## INPUT MATERIAL:

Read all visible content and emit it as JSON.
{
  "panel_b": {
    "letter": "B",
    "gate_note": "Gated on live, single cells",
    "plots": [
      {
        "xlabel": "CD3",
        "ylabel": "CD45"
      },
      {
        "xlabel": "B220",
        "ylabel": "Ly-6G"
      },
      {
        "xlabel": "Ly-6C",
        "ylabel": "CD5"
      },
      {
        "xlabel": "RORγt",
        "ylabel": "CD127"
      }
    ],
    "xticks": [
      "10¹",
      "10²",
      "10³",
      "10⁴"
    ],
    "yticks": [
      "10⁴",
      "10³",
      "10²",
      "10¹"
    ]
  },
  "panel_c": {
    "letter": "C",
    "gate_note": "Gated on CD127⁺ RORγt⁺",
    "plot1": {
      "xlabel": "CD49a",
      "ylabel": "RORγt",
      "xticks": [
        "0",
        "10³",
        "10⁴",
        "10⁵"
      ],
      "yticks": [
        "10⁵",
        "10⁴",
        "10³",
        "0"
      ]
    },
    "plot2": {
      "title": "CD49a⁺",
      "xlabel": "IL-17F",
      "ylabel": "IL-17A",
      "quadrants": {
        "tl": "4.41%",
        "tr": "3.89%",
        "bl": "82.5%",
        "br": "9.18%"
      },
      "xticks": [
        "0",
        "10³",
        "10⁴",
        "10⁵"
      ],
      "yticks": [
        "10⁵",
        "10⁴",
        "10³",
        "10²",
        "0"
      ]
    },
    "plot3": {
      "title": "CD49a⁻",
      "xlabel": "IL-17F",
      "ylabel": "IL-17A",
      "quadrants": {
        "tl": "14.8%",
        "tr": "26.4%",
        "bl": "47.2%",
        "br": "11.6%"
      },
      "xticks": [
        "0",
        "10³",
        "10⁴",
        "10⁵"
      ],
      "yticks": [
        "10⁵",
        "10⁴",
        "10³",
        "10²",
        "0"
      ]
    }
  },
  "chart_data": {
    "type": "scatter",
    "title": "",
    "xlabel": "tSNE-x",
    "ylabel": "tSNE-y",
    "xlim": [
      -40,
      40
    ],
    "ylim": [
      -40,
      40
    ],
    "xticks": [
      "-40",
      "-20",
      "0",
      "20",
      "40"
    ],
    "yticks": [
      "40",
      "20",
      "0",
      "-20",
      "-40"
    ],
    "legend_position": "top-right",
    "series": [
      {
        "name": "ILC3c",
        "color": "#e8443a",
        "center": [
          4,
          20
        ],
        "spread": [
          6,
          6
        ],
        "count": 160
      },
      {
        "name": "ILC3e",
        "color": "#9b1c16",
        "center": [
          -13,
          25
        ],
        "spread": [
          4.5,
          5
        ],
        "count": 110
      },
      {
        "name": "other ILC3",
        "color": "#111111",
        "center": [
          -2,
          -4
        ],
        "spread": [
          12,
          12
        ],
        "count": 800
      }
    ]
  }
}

## TASK INSTRUCTIONS:
Transcribe every record above exactly as written.

## RESULT OF THIS EXERCISE:
Read all visible content and emit it as JSON.
{
  "panel_b": {
    "letter": "B",
    "gate_note": "Gated on live, single cells",
    "plots": [
      {
        "xlabel": "CD3",
        "ylabel": "CD45"
      },
      {
        "xlabel": "B220",
        "ylabel": "Ly-6G"
      },
      {
        "xlabel": "Ly-6C",
        "ylabel": "CD5"
      },
      {
        "xlabel": "RORγt",
        "ylabel": "CD127"
      }
    ],
    "xticks": [
      "10¹",
      "10²",
      "10³",
      "10⁴"
    ],
    "yticks": [
      "10⁴",
      "10³",
      "10²",
      "10¹"
    ]
  },
  "panel_c": {
    "letter": "C",
    "gate_note": "Gated on CD127⁺ RORγt⁺",
    "plot1": {
      "xlabel": "CD49a",
      "ylabel": "RORγt",
      "xticks": [
        "0",
        "10³",
        "10⁴",
        "10⁵"
      ],
      "yticks": [
        "10⁵",
        "10⁴",
        "10³",
        "0"
      ]
    },
    "plot2": {
      "title": "CD49a⁺",
      "xlabel": "IL-17F",
      "ylabel": "IL-17A",
      "quadrants": {
        "tl": "4.41%",
        "tr": "3.89%",
        "bl": "82.5%",
        "br": "9.18%"
      },
      "xticks": [
        "0",
        "10³",
        "10⁴",
        "10⁵"
      ],
      "yticks": [
        "10⁵",
        "10⁴",
        "10³",
        "10²",
        "0"
      ]
    },
    "plot3": {
      "title": "CD49a⁻",
      "xlabel": "IL-17F",
      "ylabel": "IL-17A",
      "quadrants": {
        "tl": "14.8%",
        "tr": "26.4%",
        "bl": "47.2%",
        "br": "11.6%"
      },
      "xticks": [
        "0",
        "10³",
        "10⁴",
        "10⁵"
      ],
      "yticks": [
        "10⁵",
        "10⁴",
        "10³",
        "10²",
        "0"
      ]
    }
  },
  "chart_data": {
    "type": "scatter",
    "title": "",
    "xlabel": "tSNE-x",
    "ylabel": "tSNE-y",
    "xlim": [
      -40,
      40
    ],
    "ylim": [
      -40,
      40
    ],
    "xticks": [
      "-40",
      "-20",
      "0",
      "20",
      "40"
    ],
    "yticks": [
      "40",
      "20",
      "0",
      "-20",
      "-40"
    ],
    "legend_position": "top-right",
    "series": [
      {
        "name": "ILC3c",
        "color": "#e8443a",
        "center": [
          4,
          20
        ],
        "spread": [
          6,
          6
        ],
        "count": 160
      },
      {
        "name": "ILC3e",
        "color": "#9b1c16",
        "center": [
          -13,
          25
        ],
        "spread": [
          4.5,
          5
        ],
        "count": 110
      },
      {
        "name": "other ILC3",
        "color": "#111111",
        "center": [
          -2,
          -4
        ],
        "spread": [
          12,
          12
        ],
        "count": 800
      }
    ]
  }
}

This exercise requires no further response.